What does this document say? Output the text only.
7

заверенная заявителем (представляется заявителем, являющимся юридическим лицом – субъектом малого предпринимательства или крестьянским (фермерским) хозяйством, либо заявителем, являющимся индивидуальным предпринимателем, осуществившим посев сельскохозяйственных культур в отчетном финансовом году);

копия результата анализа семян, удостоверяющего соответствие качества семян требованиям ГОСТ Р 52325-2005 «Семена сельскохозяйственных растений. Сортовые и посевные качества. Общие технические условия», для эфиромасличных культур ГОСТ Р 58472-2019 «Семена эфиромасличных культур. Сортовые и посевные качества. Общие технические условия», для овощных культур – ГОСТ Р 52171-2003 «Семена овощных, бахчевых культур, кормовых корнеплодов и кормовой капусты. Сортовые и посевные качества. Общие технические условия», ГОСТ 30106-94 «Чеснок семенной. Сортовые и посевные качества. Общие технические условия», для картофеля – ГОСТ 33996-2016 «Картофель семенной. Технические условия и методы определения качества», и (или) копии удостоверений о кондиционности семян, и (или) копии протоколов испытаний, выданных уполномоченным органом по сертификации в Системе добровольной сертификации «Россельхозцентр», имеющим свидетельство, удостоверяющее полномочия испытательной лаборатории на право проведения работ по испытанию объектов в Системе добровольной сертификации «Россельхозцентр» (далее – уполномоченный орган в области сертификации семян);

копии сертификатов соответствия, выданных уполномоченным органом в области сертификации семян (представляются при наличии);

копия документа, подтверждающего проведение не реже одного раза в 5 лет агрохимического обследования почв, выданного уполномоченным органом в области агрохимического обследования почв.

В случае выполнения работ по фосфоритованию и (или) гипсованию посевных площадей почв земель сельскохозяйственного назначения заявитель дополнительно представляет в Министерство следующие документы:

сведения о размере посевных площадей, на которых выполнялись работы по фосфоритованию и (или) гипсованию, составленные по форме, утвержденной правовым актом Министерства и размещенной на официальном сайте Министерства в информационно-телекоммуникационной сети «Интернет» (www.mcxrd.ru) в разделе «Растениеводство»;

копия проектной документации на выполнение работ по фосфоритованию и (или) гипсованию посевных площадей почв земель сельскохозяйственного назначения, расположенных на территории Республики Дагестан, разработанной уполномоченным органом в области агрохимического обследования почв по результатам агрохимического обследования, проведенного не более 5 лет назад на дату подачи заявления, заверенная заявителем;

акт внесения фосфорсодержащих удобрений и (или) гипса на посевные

***

◆ What to work on
Reproduce each line of the entries in which the word "фосфоритованию" is found.

◆ Task response
В случае выполнения работ по фосфоритованию и (или) гипсованию посевных площадей почв земель сельскохозяйственного назначения заявитель дополнительно представляет в Министерство следующие документы:
сведения о размере посевных площадей, на которых выполнялись работы по фосфоритованию и (или) гипсованию, составленные по форме, утвержденной правовым актом Министерства и размещенной на официальном сайте Министерства в информационно-телекоммуникационной сети «Интернет» (www.mcxrd.ru) в разделе «Растениеводство»;
копия проектной документации на выполнение работ по фосфоритованию и (или) гипсованию посевных площадей почв земель сельскохозяйственного назначения, расположенных на территории Республики Дагестан, разработанной уполномоченным органом в области агрохимического обследования почв по результатам агрохимического обследования, проведенного не более 5 лет назад на дату подачи заявления, заверенная заявителем;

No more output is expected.